-- START --

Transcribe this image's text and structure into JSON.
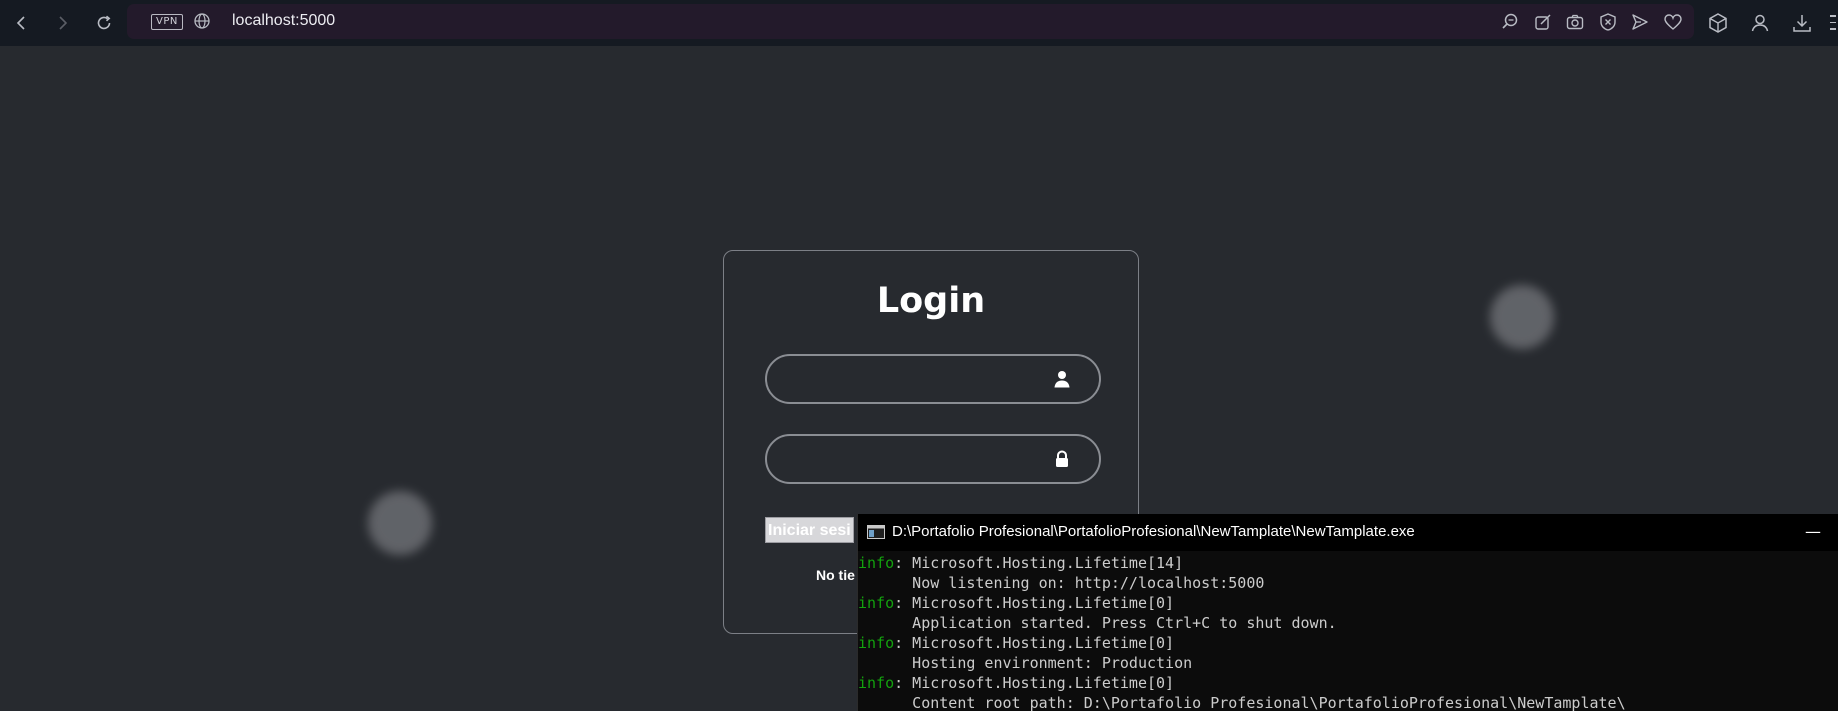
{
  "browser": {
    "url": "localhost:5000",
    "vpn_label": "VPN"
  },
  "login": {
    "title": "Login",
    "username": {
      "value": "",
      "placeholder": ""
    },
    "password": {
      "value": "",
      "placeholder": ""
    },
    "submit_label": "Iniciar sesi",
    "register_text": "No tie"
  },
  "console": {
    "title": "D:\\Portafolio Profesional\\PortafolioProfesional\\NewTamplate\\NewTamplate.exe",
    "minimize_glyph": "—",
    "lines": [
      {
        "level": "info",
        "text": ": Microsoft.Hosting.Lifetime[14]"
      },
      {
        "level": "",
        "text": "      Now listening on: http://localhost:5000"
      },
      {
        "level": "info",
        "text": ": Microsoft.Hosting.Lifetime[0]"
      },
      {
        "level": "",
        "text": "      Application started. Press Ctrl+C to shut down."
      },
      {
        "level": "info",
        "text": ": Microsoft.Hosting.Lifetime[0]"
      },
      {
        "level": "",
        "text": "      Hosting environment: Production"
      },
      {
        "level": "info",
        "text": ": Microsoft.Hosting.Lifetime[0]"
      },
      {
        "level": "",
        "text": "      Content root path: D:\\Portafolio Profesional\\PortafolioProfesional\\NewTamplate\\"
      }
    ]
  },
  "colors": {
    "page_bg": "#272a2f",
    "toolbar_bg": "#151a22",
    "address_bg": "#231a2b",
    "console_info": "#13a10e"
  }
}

-- END --
-- START --

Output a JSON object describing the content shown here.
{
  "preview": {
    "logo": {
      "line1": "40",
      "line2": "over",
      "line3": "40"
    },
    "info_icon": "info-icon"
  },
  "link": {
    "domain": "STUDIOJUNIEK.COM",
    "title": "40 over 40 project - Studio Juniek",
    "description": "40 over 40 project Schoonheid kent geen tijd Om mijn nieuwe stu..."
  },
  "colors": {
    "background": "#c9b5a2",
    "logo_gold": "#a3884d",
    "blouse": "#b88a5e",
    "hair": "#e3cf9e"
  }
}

-- END --

Set task: From the material, report only how many lines include the word "title".

Correct output: 3